» Stored entries
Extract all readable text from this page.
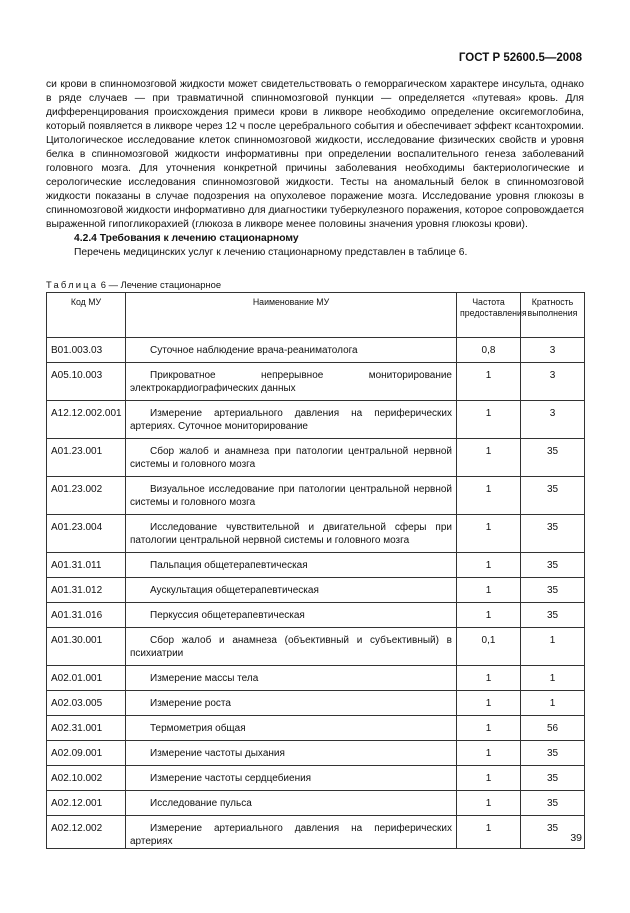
ГОСТ Р 52600.5—2008

си крови в спинномозговой жидкости может свидетельствовать о геморрагическом характере инсульта, однако в ряде случаев — при травматичной спинномозговой пункции — определяется «путевая» кровь. Для дифференцирования происхождения примеси крови в ликворе необходимо определение оксигемоглобина, который появляется в ликворе через 12 ч после церебрального события и обеспечивает эффект ксантохромии. Цитологическое исследование клеток спинномозговой жидкости, исследование физических свойств и уровня белка в спинномозговой жидкости информативны при определении воспалительного генеза заболеваний головного мозга. Для уточнения конкретной причины заболевания необходимы бактериологические и серологические исследования спинномозговой жидкости. Тесты на аномальный белок в спинномозговой жидкости показаны в случае подозрения на опухолевое поражение мозга. Исследование уровня глюкозы в спинномозговой жидкости информативно для диагностики туберкулезного поражения, которое сопровождается выраженной гипогликорахией (глюкоза в ликворе менее половины значения уровня глюкозы крови).

4.2.4 Требования к лечению стационарному

Перечень медицинских услуг к лечению стационарному представлен в таблице 6.

Таблица 6 — Лечение стационарное
Код МУ	Наименование МУ	Частота предоставления	Кратность выполнения
B01.003.03	Суточное наблюдение врача-реаниматолога	0,8	3
A05.10.003	Прикроватное непрерывное мониторирование электрокардиографических данных	1	3
A12.12.002.001	Измерение артериального давления на периферических артериях. Суточное мониторирование	1	3
A01.23.001	Сбор жалоб и анамнеза при патологии центральной нервной системы и головного мозга	1	35
A01.23.002	Визуальное исследование при патологии центральной нервной системы и головного мозга	1	35
A01.23.004	Исследование чувствительной и двигательной сферы при патологии центральной нервной системы и головного мозга	1	35
A01.31.011	Пальпация общетерапевтическая	1	35
A01.31.012	Аускультация общетерапевтическая	1	35
A01.31.016	Перкуссия общетерапевтическая	1	35
A01.30.001	Сбор жалоб и анамнеза (объективный и субъективный) в психиатрии	0,1	1
A02.01.001	Измерение массы тела	1	1
A02.03.005	Измерение роста	1	1
A02.31.001	Термометрия общая	1	56
A02.09.001	Измерение частоты дыхания	1	35
A02.10.002	Измерение частоты сердцебиения	1	35
A02.12.001	Исследование пульса	1	35
A02.12.002	Измерение артериального давления на периферических артериях	1	35
39
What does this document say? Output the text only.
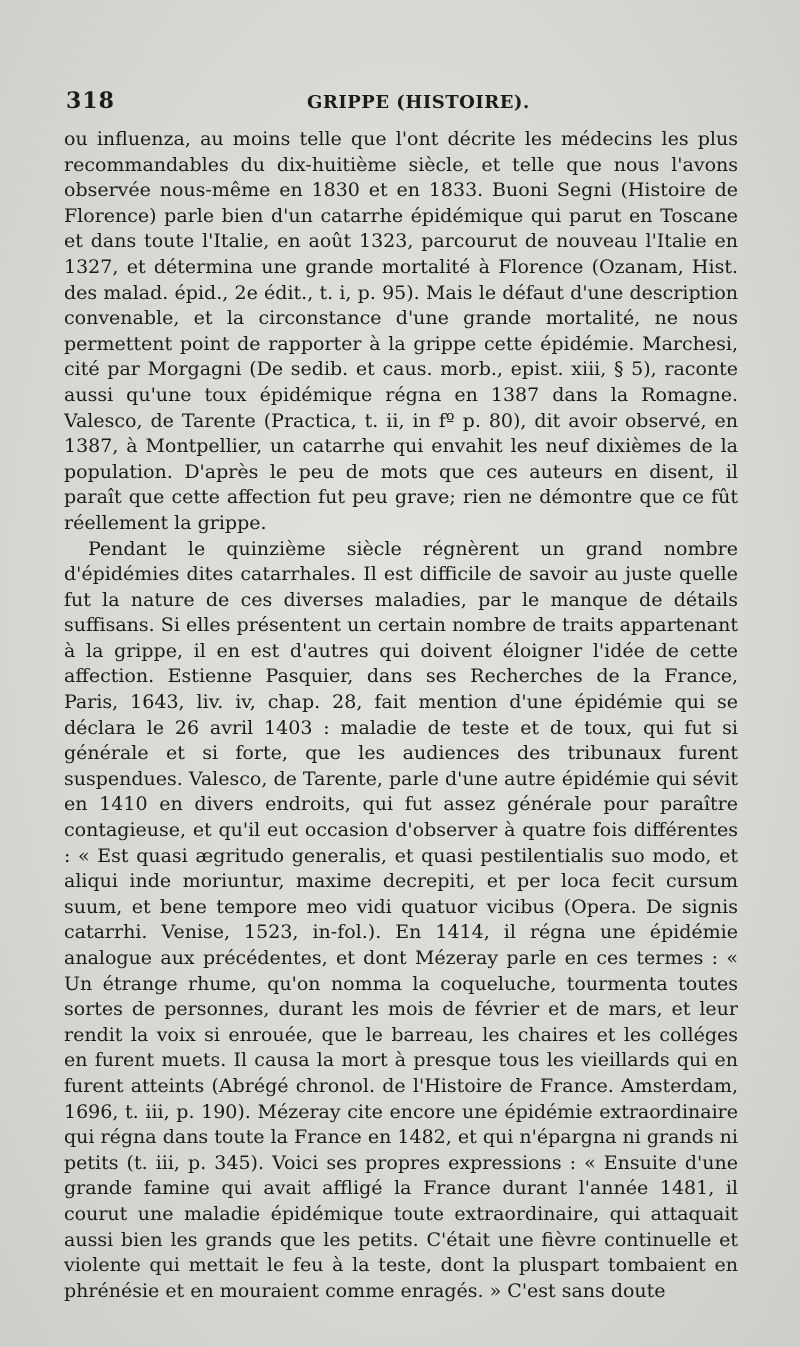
318	GRIPPE (HISTOIRE).

ou influenza, au moins telle que l'ont décrite les médecins les plus recommandables du dix-huitième siècle, et telle que nous l'avons observée nous-même en 1830 et en 1833. Buoni Segni (Histoire de Florence) parle bien d'un catarrhe épidémique qui parut en Toscane et dans toute l'Italie, en août 1323, parcourut de nouveau l'Italie en 1327, et détermina une grande mortalité à Florence (Ozanam, Hist. des malad. épid., 2e édit., t. i, p. 95). Mais le défaut d'une description convenable, et la circonstance d'une grande mortalité, ne nous permettent point de rapporter à la grippe cette épidémie. Marchesi, cité par Morgagni (De sedib. et caus. morb., epist. xiii, § 5), raconte aussi qu'une toux épidémique régna en 1387 dans la Romagne. Valesco, de Tarente (Practica, t. ii, in fº p. 80), dit avoir observé, en 1387, à Montpellier, un catarrhe qui envahit les neuf dixièmes de la population. D'après le peu de mots que ces auteurs en disent, il paraît que cette affection fut peu grave; rien ne démontre que ce fût réellement la grippe.

Pendant le quinzième siècle régnèrent un grand nombre d'épidémies dites catarrhales. Il est difficile de savoir au juste quelle fut la nature de ces diverses maladies, par le manque de détails suffisans. Si elles présentent un certain nombre de traits appartenant à la grippe, il en est d'autres qui doivent éloigner l'idée de cette affection. Estienne Pasquier, dans ses Recherches de la France, Paris, 1643, liv. iv, chap. 28, fait mention d'une épidémie qui se déclara le 26 avril 1403 : maladie de teste et de toux, qui fut si générale et si forte, que les audiences des tribunaux furent suspendues. Valesco, de Tarente, parle d'une autre épidémie qui sévit en 1410 en divers endroits, qui fut assez générale pour paraître contagieuse, et qu'il eut occasion d'observer à quatre fois différentes : « Est quasi ægritudo generalis, et quasi pestilentialis suo modo, et aliqui inde moriuntur, maxime decrepiti, et per loca fecit cursum suum, et bene tempore meo vidi quatuor vicibus (Opera. De signis catarrhi. Venise, 1523, in-fol.). En 1414, il régna une épidémie analogue aux précédentes, et dont Mézeray parle en ces termes : « Un étrange rhume, qu'on nomma la coqueluche, tourmenta toutes sortes de personnes, durant les mois de février et de mars, et leur rendit la voix si enrouée, que le barreau, les chaires et les colléges en furent muets. Il causa la mort à presque tous les vieillards qui en furent atteints (Abrégé chronol. de l'Histoire de France. Amsterdam, 1696, t. iii, p. 190). Mézeray cite encore une épidémie extraordinaire qui régna dans toute la France en 1482, et qui n'épargna ni grands ni petits (t. iii, p. 345). Voici ses propres expressions : « Ensuite d'une grande famine qui avait affligé la France durant l'année 1481, il courut une maladie épidémique toute extraordinaire, qui attaquait aussi bien les grands que les petits. C'était une fièvre continuelle et violente qui mettait le feu à la teste, dont la pluspart tombaient en phrénésie et en mouraient comme enragés. » C'est sans doute
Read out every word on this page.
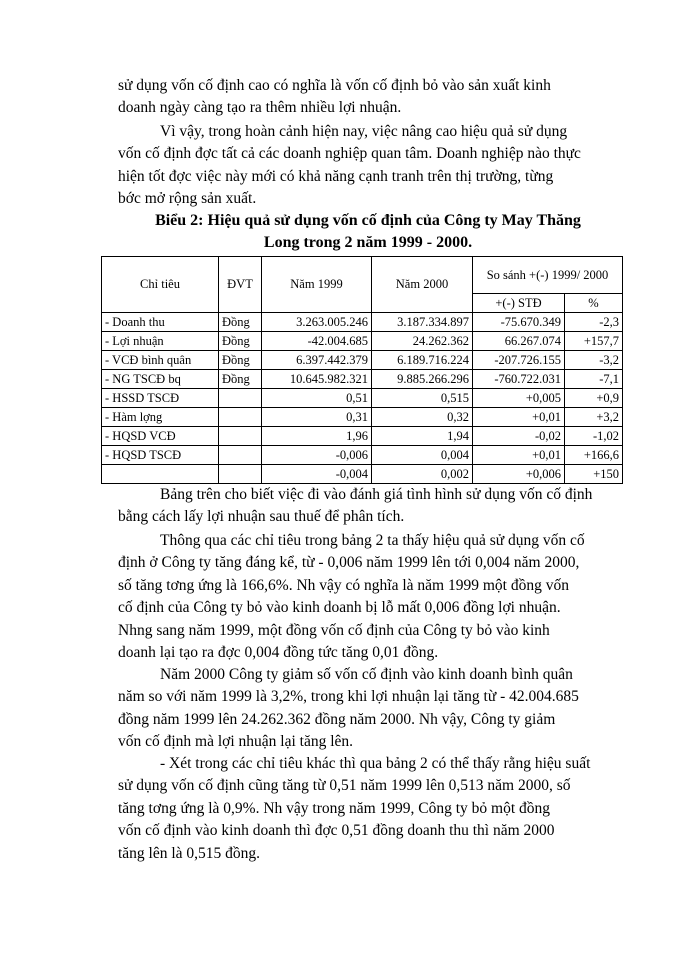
sử dụng vốn cố định cao có nghĩa là vốn cố định bỏ vào sản xuất kinh
doanh ngày càng tạo ra thêm nhiều lợi nhuận.
Vì vậy, trong hoàn cảnh hiện nay, việc nâng cao hiệu quả sử dụng
vốn cố định đợc tất cả các doanh nghiệp quan tâm. Doanh nghiệp nào thực
hiện tốt đợc việc này mới có khả năng cạnh tranh trên thị trường, từng
bớc mở rộng sản xuất.
Biểu 2: Hiệu quả sử dụng vốn cố định của Công ty May Thăng
Long trong 2 năm 1999 - 2000.
Chỉ tiêu	ĐVT	Năm 1999	Năm 2000	So sánh +(-) 1999/ 2000	
				+(-) STĐ	%
- Doanh thu	Đồng	3.263.005.246	3.187.334.897	-75.670.349	-2,3
- Lợi nhuận	Đồng	-42.004.685	24.262.362	66.267.074	+157,7
- VCĐ bình quân	Đồng	6.397.442.379	6.189.716.224	-207.726.155	-3,2
- NG TSCĐ bq	Đồng	10.645.982.321	9.885.266.296	-760.722.031	-7,1
- HSSD TSCĐ		0,51	0,515	+0,005	+0,9
- Hàm lợng		0,31	0,32	+0,01	+3,2
- HQSD VCĐ		1,96	1,94	-0,02	-1,02
- HQSD TSCĐ		-0,006	0,004	+0,01	+166,6
		-0,004	0,002	+0,006	+150
Bảng trên cho biết việc đi vào đánh giá tình hình sử dụng vốn cố định
bằng cách lấy lợi nhuận sau thuế để phân tích.
Thông qua các chỉ tiêu trong bảng 2 ta thấy hiệu quả sử dụng vốn cố
định ở Công ty tăng đáng kể, từ - 0,006 năm 1999 lên tới 0,004 năm 2000,
số tăng tơng ứng là 166,6%. Nh vậy có nghĩa là năm 1999 một đồng vốn
cố định của Công ty bỏ vào kinh doanh bị lỗ mất 0,006 đồng lợi nhuận.
Nhng sang năm 1999, một đồng vốn cố định của Công ty bỏ vào kinh
doanh lại tạo ra đợc 0,004 đồng tức tăng 0,01 đồng.
Năm 2000 Công ty giảm số vốn cố định vào kinh doanh bình quân
năm so với năm 1999 là 3,2%, trong khi lợi nhuận lại tăng từ - 42.004.685
đồng năm 1999 lên 24.262.362 đồng năm 2000. Nh vậy, Công ty giảm
vốn cố định mà lợi nhuận lại tăng lên.
- Xét trong các chỉ tiêu khác thì qua bảng 2 có thể thấy rằng hiệu suất
sử dụng vốn cố định cũng tăng từ 0,51 năm 1999 lên 0,513 năm 2000, số
tăng tơng ứng là 0,9%. Nh vậy trong năm 1999, Công ty bỏ một đồng
vốn cố định vào kinh doanh thì đợc 0,51 đồng doanh thu thì năm 2000
tăng lên là 0,515 đồng.
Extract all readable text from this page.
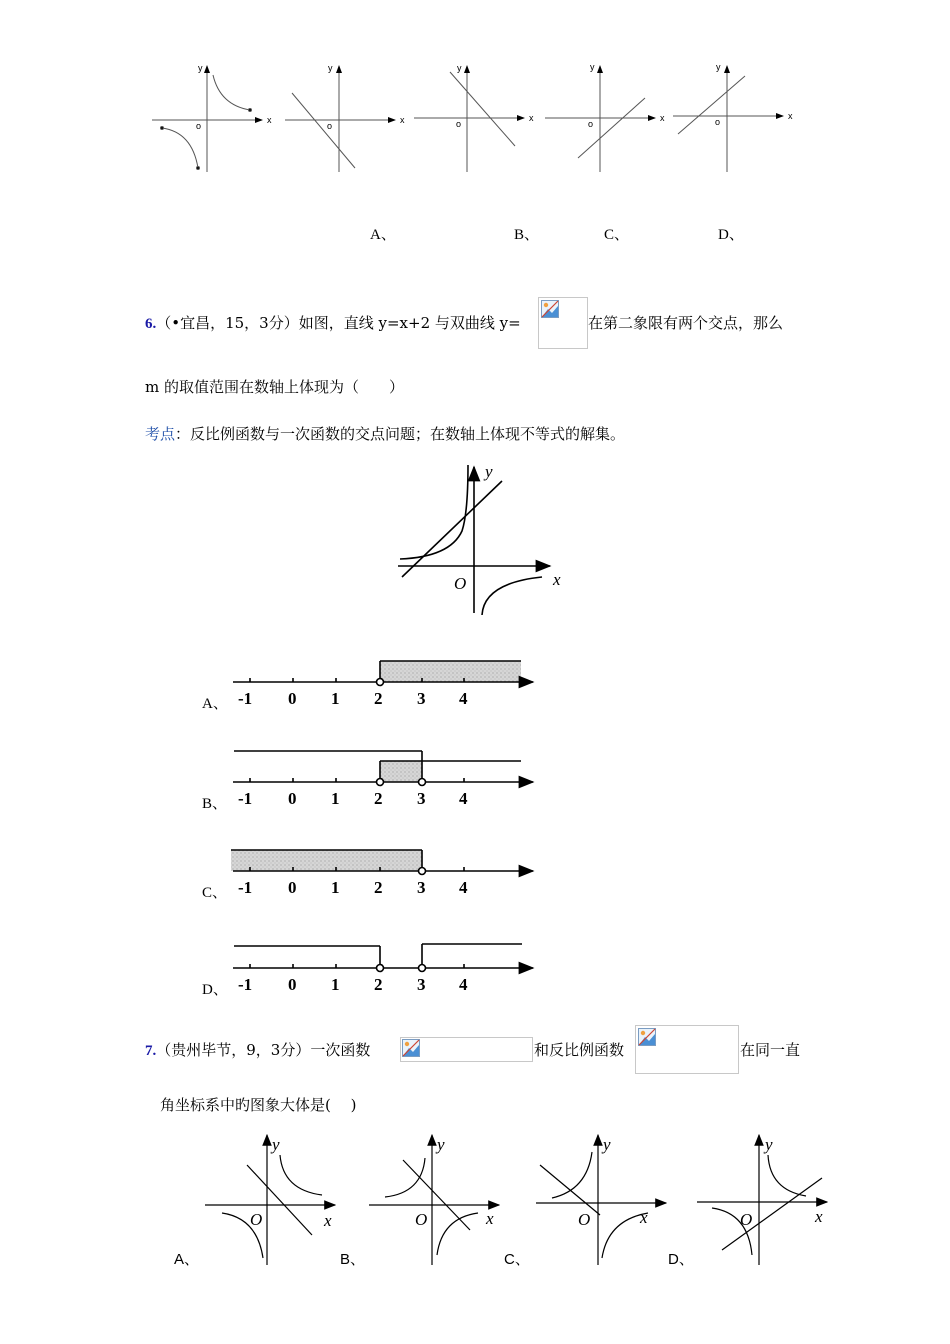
x
y
o
x
y
o
x
y
o
x
y
o
x
y
o
A、	B、	C、	D、
6.（•宜昌，15，3分）如图，直线 y=x+2 与双曲线 y=	在第二象限有两个交点，那么
m 的取值范围在数轴上体现为（　　）
考点：反比例函数与一次函数的交点问题；在数轴上体现不等式的解集。
x
y
O
-1 0 1 2 3 4
-1 0 1 2 3 4
-1 0 1 2 3 4
-1 0 1 2 3 4
A、
B、
C、
D、
7.（贵州毕节，9，3分）一次函数	和反比例函数	在同一直
角坐标系中旳图象大体是(　 )
x
y
O	x
y
O	x
y
O	x
y
O
A、	B、	C、	D、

» Instructions for the task
Of the lines above, how many contain the word "thấy"? Provide the number and nothing else.

» Answer to this exercise
2